▶ Stated exercise: In the listing below, locate the lines that hold the string "предпринимателю". Copy those lines.

* Start *

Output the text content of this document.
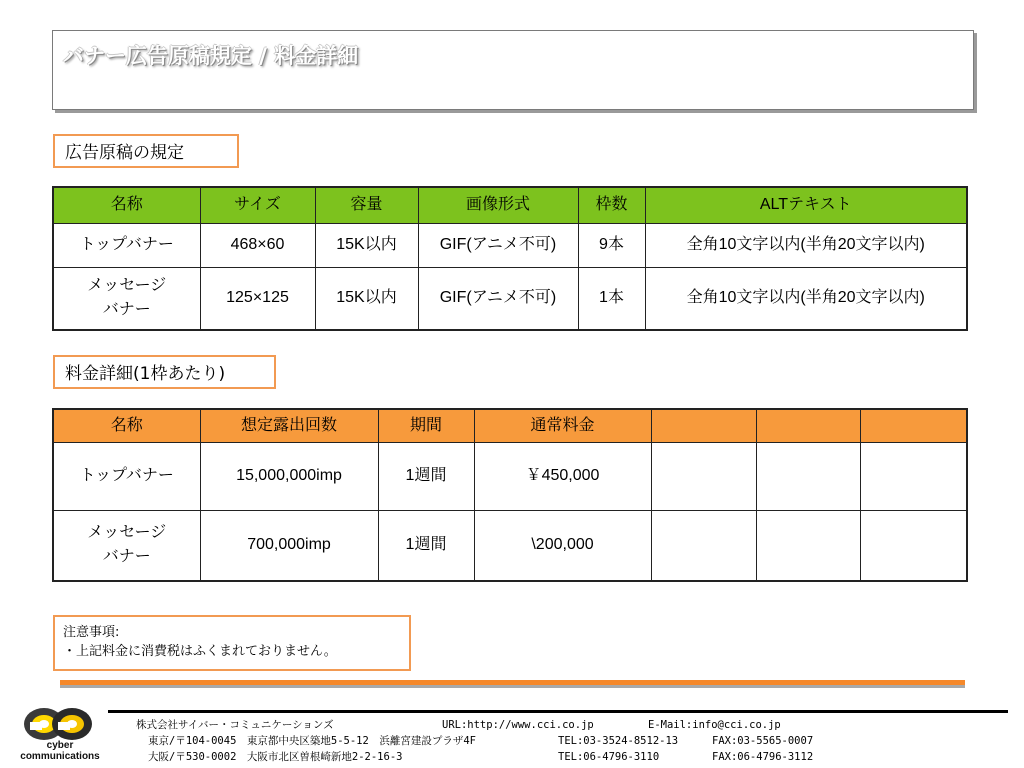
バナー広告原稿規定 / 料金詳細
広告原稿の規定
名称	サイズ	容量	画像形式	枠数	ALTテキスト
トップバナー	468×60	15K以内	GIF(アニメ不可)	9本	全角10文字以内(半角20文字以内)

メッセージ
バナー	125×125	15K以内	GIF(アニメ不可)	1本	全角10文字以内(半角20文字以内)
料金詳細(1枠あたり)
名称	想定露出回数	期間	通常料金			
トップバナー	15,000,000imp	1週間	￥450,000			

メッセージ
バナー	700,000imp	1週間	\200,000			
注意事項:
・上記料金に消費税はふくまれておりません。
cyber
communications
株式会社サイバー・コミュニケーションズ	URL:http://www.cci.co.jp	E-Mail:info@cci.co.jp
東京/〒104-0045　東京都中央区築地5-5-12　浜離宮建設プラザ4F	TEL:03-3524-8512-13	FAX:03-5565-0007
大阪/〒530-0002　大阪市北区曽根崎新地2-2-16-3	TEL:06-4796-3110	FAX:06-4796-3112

* End *
* Start *

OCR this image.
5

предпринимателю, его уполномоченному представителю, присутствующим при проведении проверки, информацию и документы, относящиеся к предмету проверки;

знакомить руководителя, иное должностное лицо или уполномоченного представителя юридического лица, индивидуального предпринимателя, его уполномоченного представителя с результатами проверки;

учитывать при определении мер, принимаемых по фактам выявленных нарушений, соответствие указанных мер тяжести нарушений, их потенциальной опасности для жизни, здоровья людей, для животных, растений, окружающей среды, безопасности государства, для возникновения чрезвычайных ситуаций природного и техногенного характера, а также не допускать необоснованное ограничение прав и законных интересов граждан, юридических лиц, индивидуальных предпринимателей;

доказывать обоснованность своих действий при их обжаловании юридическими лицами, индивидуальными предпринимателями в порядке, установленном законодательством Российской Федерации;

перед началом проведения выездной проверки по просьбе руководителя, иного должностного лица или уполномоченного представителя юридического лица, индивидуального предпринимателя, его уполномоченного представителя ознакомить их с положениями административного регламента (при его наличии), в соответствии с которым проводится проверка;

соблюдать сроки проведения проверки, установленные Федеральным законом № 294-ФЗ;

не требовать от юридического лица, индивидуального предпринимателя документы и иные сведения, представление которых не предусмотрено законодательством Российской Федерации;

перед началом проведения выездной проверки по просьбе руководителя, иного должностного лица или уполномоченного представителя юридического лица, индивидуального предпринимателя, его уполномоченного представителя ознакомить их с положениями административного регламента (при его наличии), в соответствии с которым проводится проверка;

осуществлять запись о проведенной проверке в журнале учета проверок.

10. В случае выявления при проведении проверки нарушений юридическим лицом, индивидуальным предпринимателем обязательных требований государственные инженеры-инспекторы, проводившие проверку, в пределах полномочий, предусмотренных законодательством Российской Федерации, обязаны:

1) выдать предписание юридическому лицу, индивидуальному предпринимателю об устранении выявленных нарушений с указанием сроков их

* End *

▶ Solution below:
предпринимателю, его уполномоченному представителю, присутствующим при проведении проверки, информацию и документы, относящиеся к предмету проверки;
1) выдать предписание юридическому лицу, индивидуальному предпринимателю об устранении выявленных нарушений с указанием сроков их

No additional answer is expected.